*Task brief*
Each line containing the word "have" must be collected.

*Entries taken from a collection*
**********
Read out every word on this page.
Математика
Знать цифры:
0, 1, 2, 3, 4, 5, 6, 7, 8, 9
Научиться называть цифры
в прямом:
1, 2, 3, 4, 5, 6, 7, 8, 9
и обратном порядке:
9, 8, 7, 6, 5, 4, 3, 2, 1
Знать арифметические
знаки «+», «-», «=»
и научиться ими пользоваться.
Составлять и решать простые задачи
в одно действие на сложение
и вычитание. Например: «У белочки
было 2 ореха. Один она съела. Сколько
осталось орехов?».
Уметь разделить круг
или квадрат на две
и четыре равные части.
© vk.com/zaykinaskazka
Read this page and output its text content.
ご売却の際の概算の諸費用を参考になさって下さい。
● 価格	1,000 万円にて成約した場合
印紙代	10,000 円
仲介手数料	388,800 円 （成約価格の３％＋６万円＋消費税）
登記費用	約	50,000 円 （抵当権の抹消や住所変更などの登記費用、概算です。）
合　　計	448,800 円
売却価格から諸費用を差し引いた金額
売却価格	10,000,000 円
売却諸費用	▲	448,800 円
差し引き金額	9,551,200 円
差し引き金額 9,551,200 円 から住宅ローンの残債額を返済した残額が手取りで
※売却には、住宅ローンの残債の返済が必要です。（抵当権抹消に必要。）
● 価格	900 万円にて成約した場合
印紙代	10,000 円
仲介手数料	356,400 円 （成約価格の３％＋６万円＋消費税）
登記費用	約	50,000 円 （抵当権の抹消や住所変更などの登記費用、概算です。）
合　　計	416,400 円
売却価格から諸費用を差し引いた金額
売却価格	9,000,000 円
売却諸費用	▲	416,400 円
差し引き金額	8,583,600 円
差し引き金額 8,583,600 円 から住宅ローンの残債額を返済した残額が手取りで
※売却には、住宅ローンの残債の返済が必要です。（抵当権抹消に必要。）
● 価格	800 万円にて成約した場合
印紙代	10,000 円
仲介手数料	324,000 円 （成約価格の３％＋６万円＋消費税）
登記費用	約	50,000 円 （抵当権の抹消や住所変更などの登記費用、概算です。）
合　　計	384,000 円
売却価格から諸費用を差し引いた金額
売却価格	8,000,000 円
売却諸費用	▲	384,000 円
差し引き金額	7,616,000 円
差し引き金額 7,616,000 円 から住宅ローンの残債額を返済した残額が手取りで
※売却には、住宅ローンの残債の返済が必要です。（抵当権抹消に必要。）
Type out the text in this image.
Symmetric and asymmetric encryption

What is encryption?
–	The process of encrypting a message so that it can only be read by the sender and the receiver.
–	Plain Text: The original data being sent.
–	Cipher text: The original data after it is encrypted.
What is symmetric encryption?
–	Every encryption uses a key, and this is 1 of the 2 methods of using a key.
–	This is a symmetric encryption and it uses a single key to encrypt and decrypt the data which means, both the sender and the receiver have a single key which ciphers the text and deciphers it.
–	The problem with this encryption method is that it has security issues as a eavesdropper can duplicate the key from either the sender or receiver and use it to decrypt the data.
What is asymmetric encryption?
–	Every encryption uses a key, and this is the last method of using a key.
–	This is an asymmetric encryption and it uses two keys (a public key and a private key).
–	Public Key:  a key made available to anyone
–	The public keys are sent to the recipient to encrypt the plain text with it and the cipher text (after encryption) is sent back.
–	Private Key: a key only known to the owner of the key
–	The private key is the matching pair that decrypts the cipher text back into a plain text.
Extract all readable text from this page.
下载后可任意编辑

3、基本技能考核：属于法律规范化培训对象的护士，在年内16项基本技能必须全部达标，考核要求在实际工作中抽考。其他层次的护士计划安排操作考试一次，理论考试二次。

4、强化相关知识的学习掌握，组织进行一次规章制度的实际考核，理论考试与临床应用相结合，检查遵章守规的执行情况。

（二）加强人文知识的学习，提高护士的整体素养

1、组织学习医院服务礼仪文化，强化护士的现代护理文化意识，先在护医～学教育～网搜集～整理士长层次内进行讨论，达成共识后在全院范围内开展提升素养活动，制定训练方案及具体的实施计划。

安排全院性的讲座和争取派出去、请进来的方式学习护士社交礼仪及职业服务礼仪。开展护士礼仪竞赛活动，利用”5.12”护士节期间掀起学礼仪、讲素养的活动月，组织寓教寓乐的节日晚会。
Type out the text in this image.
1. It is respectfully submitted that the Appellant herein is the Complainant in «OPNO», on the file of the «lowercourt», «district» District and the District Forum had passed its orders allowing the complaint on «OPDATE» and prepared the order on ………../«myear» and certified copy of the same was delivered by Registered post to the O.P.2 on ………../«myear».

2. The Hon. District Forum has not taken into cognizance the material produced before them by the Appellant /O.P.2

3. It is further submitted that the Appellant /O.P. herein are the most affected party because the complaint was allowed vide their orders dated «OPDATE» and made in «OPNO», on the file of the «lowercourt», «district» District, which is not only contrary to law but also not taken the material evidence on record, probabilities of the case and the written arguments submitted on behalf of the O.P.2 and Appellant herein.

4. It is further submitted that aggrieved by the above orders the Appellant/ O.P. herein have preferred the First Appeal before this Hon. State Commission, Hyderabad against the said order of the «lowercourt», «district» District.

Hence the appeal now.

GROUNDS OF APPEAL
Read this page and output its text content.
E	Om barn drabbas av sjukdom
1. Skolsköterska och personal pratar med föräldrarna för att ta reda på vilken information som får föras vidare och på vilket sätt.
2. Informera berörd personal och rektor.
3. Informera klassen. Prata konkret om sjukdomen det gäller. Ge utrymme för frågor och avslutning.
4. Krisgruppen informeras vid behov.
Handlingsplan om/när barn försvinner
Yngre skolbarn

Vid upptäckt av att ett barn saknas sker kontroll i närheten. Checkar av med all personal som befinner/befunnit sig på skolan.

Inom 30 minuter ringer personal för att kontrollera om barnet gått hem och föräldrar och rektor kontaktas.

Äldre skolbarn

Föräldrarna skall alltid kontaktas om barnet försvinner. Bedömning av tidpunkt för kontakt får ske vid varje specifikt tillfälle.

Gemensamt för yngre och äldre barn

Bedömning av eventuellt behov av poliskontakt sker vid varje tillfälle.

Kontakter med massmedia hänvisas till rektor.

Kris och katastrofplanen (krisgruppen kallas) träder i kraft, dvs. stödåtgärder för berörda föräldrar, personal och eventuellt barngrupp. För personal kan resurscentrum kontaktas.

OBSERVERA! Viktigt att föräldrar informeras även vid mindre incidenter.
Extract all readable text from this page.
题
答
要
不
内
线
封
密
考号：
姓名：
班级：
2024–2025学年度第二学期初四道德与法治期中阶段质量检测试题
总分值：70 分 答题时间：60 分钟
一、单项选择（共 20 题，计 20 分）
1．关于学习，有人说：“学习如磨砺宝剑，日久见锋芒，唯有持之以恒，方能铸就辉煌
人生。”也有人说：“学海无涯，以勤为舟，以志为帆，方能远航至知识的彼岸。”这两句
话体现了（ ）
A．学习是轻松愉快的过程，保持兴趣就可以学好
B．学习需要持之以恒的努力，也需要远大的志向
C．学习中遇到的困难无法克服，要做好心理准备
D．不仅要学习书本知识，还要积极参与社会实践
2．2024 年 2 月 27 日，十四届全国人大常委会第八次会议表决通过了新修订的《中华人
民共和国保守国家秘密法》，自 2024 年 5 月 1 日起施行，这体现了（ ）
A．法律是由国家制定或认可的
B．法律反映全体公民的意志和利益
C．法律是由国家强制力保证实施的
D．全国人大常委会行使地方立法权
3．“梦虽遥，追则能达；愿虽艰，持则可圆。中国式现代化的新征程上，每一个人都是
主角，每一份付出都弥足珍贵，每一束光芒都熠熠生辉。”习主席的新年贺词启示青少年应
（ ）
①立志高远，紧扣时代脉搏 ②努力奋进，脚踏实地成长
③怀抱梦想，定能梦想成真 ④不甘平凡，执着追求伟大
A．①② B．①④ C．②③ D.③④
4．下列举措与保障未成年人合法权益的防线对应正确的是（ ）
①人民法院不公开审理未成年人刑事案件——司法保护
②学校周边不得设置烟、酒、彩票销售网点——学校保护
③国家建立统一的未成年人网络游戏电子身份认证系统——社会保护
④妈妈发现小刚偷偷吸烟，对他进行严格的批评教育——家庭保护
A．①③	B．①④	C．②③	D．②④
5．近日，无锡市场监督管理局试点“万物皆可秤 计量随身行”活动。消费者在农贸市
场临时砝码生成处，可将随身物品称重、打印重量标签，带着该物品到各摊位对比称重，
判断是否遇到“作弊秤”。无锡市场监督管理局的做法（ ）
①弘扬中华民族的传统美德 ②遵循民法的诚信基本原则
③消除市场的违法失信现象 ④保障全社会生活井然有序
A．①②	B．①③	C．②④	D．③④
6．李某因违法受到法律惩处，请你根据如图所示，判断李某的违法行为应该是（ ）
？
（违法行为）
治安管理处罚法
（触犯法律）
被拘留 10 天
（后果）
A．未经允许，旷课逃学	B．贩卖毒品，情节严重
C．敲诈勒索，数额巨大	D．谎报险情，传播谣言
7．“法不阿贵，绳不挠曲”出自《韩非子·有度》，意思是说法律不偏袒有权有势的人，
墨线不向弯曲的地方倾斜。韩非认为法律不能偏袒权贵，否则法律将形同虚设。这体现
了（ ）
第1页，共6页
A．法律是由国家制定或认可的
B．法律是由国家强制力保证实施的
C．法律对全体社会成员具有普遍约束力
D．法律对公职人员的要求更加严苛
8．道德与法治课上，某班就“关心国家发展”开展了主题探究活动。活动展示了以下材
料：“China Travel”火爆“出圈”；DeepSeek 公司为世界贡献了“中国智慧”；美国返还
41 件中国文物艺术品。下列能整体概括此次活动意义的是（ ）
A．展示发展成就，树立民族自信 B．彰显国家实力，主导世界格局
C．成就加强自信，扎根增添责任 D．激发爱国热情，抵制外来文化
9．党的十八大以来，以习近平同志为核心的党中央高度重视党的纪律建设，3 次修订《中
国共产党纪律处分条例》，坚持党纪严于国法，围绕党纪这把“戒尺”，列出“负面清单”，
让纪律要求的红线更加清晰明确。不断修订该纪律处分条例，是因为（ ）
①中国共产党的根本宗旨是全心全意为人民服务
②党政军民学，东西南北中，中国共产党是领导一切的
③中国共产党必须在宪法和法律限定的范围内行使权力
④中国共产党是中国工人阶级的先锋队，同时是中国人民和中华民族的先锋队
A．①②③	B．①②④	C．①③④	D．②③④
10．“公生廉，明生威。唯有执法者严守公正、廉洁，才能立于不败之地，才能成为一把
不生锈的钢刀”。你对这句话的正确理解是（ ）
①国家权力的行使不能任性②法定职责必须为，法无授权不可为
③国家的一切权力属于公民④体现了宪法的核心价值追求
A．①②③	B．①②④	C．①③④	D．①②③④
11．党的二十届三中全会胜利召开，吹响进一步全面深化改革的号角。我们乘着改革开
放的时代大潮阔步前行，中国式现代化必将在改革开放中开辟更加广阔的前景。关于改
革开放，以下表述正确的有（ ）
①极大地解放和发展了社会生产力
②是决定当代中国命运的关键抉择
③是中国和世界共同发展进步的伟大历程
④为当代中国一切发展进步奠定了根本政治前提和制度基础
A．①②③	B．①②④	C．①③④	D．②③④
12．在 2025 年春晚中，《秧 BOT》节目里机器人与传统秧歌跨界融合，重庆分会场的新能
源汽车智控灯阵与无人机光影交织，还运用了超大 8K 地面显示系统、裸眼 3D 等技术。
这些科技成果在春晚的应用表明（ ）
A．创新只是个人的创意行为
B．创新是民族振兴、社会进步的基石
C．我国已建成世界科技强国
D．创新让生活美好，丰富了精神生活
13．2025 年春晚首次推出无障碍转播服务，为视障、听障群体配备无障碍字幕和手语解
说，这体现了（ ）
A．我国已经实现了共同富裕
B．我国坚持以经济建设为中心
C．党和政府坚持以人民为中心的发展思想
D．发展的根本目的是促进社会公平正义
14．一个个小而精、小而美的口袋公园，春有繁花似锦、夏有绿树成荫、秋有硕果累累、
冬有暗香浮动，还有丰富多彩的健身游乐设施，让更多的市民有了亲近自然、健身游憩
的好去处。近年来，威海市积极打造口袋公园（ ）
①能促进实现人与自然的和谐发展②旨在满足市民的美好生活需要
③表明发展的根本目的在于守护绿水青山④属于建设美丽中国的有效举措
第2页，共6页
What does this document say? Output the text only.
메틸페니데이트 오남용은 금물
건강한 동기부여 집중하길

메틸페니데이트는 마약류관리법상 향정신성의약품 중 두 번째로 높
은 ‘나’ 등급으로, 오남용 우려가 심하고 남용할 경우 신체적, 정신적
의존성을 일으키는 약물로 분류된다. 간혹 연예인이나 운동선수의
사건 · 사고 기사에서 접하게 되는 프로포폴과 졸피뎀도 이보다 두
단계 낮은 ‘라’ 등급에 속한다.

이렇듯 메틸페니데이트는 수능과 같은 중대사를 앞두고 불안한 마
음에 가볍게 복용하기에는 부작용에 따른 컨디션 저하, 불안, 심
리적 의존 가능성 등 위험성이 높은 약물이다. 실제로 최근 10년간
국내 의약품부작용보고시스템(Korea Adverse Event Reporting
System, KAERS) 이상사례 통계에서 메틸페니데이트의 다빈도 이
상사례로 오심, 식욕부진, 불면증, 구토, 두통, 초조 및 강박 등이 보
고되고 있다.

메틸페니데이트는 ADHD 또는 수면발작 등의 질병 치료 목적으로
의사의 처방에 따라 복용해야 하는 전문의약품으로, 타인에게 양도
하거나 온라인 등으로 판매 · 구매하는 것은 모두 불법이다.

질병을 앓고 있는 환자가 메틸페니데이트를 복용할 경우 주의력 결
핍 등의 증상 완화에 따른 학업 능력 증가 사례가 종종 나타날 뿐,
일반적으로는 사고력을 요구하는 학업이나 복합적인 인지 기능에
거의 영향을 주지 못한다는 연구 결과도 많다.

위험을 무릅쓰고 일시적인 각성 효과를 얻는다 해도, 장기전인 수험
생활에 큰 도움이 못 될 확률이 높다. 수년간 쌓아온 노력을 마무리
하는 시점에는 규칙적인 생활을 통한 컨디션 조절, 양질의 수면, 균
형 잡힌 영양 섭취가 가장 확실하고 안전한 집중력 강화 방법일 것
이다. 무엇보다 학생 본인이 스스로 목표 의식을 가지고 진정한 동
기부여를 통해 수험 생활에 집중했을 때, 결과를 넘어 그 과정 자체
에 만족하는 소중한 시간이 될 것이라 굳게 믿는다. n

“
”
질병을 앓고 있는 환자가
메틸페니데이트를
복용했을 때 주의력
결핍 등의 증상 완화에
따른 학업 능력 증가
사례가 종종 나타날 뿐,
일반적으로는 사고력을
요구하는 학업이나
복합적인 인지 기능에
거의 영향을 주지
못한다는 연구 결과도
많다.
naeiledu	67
**********
*Completed exercise*
–	This is a symmetric encryption and it uses a single key to encrypt and decrypt the data which means, both the sender and the receiver have a single key which ciphers the text and deciphers it.
4. It is further submitted that aggrieved by the above orders the Appellant/ O.P. herein have preferred the First Appeal before this Hon. State Commission, Hyderabad against the said order of the «lowercourt», «district» District.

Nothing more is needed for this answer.